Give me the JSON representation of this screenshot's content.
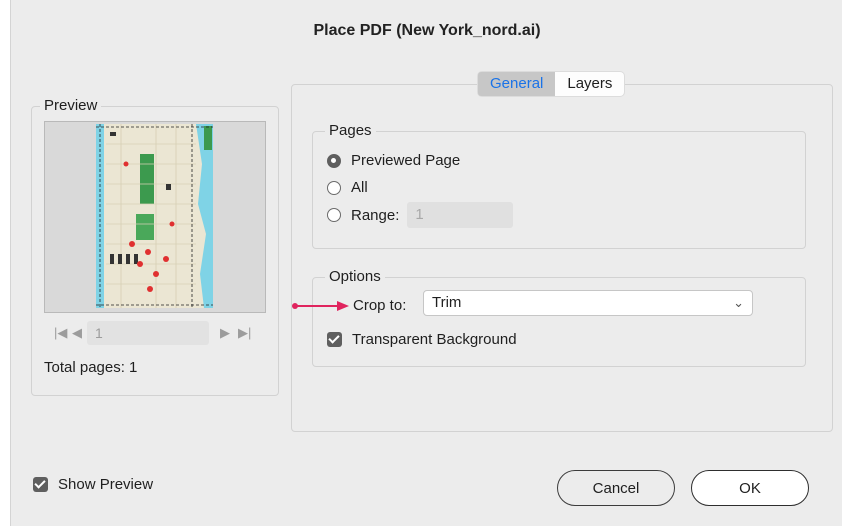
{
  "title": "Place PDF (New York_nord.ai)",
  "preview": {
    "legend": "Preview",
    "page_value": "1",
    "total_pages": "Total pages: 1",
    "icons": [
      "first-page-icon",
      "prev-page-icon",
      "next-page-icon",
      "last-page-icon"
    ]
  },
  "tabs": [
    {
      "label": "General",
      "active": true
    },
    {
      "label": "Layers",
      "active": false
    }
  ],
  "pages": {
    "legend": "Pages",
    "options": [
      {
        "label": "Previewed Page",
        "checked": true
      },
      {
        "label": "All",
        "checked": false
      },
      {
        "label": "Range:",
        "checked": false
      }
    ],
    "range_value": "1"
  },
  "options": {
    "legend": "Options",
    "crop_label": "Crop to:",
    "crop_value": "Trim",
    "transparent_label": "Transparent Background",
    "transparent_checked": true
  },
  "footer": {
    "show_preview_label": "Show Preview",
    "show_preview_checked": true,
    "cancel_label": "Cancel",
    "ok_label": "OK"
  },
  "colors": {
    "annotation_arrow": "#e0245e",
    "active_tab_text": "#1a73e8"
  }
}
===============
EXERCISE DETAILS |
Copy each line exactly, and leave the pictures out of your copy.

EXERCISE RESULT |
Give me the JSON representation of this screenshot's content.
{
  "title": "Place PDF (New York_nord.ai)",
  "preview": {
    "legend": "Preview",
    "page_value": "1",
    "total_pages": "Total pages: 1",
    "icons": [
      "first-page-icon",
      "prev-page-icon",
      "next-page-icon",
      "last-page-icon"
    ]
  },
  "tabs": [
    {
      "label": "General",
      "active": true
    },
    {
      "label": "Layers",
      "active": false
    }
  ],
  "pages": {
    "legend": "Pages",
    "options": [
      {
        "label": "Previewed Page",
        "checked": true
      },
      {
        "label": "All",
        "checked": false
      },
      {
        "label": "Range:",
        "checked": false
      }
    ],
    "range_value": "1"
  },
  "options": {
    "legend": "Options",
    "crop_label": "Crop to:",
    "crop_value": "Trim",
    "transparent_label": "Transparent Background",
    "transparent_checked": true
  },
  "footer": {
    "show_preview_label": "Show Preview",
    "show_preview_checked": true,
    "cancel_label": "Cancel",
    "ok_label": "OK"
  },
  "colors": {
    "annotation_arrow": "#e0245e",
    "active_tab_text": "#1a73e8"
  }
}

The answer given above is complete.